■ TASK BRIEF:
Take the line that contains "Output a JSON" as the first and the last line of the material as the final one; set down exactly the lines in that span.

---------- SUPPLIED DATA

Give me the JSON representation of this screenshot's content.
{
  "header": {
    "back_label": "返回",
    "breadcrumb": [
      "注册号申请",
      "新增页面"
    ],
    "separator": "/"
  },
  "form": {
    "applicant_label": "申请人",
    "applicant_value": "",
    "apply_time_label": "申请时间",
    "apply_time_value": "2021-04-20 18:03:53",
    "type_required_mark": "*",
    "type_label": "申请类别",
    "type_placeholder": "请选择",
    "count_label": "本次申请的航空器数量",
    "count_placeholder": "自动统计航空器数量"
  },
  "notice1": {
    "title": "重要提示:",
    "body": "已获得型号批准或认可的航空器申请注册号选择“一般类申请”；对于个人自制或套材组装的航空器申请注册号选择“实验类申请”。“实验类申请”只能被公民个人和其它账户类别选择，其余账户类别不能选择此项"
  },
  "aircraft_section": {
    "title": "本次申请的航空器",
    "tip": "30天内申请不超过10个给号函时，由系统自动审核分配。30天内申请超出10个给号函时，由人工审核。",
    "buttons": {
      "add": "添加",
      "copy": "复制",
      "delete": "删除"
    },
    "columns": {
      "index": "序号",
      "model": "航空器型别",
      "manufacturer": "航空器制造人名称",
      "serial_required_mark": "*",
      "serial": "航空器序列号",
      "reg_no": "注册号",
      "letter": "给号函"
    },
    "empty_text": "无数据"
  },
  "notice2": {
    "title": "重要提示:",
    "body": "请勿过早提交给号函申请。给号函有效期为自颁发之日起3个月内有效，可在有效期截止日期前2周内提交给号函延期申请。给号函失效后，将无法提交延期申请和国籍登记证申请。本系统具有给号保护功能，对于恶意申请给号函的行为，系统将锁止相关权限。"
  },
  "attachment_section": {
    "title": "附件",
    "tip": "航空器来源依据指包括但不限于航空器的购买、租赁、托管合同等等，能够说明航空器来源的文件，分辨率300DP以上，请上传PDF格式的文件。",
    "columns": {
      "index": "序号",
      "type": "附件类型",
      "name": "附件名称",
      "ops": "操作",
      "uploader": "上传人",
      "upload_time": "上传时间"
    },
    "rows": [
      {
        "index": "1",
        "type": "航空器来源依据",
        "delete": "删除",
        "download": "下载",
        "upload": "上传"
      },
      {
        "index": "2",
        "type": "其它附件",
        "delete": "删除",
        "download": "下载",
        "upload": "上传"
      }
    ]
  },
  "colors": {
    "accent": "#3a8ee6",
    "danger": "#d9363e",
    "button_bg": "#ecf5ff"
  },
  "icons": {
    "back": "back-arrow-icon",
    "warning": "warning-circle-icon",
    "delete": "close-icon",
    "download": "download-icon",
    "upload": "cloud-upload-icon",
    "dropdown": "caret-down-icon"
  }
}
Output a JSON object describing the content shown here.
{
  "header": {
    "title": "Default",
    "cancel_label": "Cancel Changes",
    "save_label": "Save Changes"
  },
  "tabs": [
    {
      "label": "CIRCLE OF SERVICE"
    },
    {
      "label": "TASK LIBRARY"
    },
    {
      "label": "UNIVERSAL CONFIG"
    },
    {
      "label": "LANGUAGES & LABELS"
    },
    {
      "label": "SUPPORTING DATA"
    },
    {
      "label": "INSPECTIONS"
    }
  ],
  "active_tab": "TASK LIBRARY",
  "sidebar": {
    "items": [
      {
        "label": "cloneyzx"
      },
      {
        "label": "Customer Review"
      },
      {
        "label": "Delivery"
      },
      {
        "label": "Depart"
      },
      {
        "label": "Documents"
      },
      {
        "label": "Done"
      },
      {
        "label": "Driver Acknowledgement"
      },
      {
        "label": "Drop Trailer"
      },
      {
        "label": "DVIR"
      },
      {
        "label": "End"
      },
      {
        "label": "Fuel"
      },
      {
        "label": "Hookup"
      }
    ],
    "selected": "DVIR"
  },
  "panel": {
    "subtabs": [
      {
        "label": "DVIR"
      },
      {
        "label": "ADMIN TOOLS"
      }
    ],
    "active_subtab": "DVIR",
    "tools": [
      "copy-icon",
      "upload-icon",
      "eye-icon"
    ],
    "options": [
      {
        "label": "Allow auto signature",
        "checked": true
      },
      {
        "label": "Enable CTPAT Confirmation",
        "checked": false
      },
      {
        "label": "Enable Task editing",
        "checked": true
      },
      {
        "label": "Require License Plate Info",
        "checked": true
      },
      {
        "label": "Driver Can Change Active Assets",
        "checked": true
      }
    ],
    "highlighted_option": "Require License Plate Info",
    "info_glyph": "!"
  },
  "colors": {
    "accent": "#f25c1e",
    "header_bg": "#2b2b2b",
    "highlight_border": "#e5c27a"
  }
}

--------------------

■ CORRECT RESULT:
Output a JSON object describing the content shown here.
{
  "header": {
    "title": "Default",
    "cancel_label": "Cancel Changes",
    "save_label": "Save Changes"
  },
  "tabs": [
    {
      "label": "CIRCLE OF SERVICE"
    },
    {
      "label": "TASK LIBRARY"
    },
    {
      "label": "UNIVERSAL CONFIG"
    },
    {
      "label": "LANGUAGES & LABELS"
    },
    {
      "label": "SUPPORTING DATA"
    },
    {
      "label": "INSPECTIONS"
    }
  ],
  "active_tab": "TASK LIBRARY",
  "sidebar": {
    "items": [
      {
        "label": "cloneyzx"
      },
      {
        "label": "Customer Review"
      },
      {
        "label": "Delivery"
      },
      {
        "label": "Depart"
      },
      {
        "label": "Documents"
      },
      {
        "label": "Done"
      },
      {
        "label": "Driver Acknowledgement"
      },
      {
        "label": "Drop Trailer"
      },
      {
        "label": "DVIR"
      },
      {
        "label": "End"
      },
      {
        "label": "Fuel"
      },
      {
        "label": "Hookup"
      }
    ],
    "selected": "DVIR"
  },
  "panel": {
    "subtabs": [
      {
        "label": "DVIR"
      },
      {
        "label": "ADMIN TOOLS"
      }
    ],
    "active_subtab": "DVIR",
    "tools": [
      "copy-icon",
      "upload-icon",
      "eye-icon"
    ],
    "options": [
      {
        "label": "Allow auto signature",
        "checked": true
      },
      {
        "label": "Enable CTPAT Confirmation",
        "checked": false
      },
      {
        "label": "Enable Task editing",
        "checked": true
      },
      {
        "label": "Require License Plate Info",
        "checked": true
      },
      {
        "label": "Driver Can Change Active Assets",
        "checked": true
      }
    ],
    "highlighted_option": "Require License Plate Info",
    "info_glyph": "!"
  },
  "colors": {
    "accent": "#f25c1e",
    "header_bg": "#2b2b2b",
    "highlight_border": "#e5c27a"
  }
}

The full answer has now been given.